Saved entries
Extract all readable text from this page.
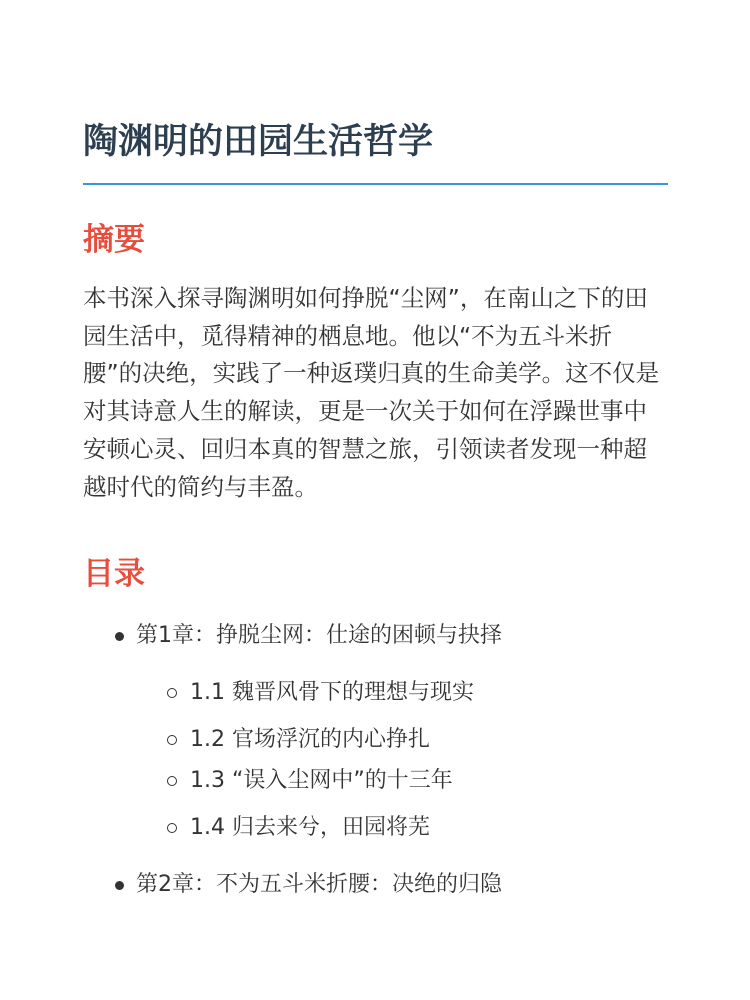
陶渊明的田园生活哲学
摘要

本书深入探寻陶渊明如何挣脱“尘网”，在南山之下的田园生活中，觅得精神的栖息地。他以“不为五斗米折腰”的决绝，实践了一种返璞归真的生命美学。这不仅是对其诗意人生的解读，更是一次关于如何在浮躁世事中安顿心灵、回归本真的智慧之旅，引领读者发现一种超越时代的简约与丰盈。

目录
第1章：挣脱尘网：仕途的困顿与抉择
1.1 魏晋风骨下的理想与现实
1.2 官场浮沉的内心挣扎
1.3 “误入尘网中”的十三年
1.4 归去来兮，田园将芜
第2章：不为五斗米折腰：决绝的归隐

§ **Task directions**:
Output the entries above exactly. Drop the pictures.

§ **Final result**:
Extract all readable text from this page.
陶渊明的田园生活哲学
摘要

本书深入探寻陶渊明如何挣脱“尘网”，在南山之下的田园生活中，觅得精神的栖息地。他以“不为五斗米折腰”的决绝，实践了一种返璞归真的生命美学。这不仅是对其诗意人生的解读，更是一次关于如何在浮躁世事中安顿心灵、回归本真的智慧之旅，引领读者发现一种超越时代的简约与丰盈。

目录
第1章：挣脱尘网：仕途的困顿与抉择
1.1 魏晋风骨下的理想与现实
1.2 官场浮沉的内心挣扎
1.3 “误入尘网中”的十三年
1.4 归去来兮，田园将芜
第2章：不为五斗米折腰：决绝的归隐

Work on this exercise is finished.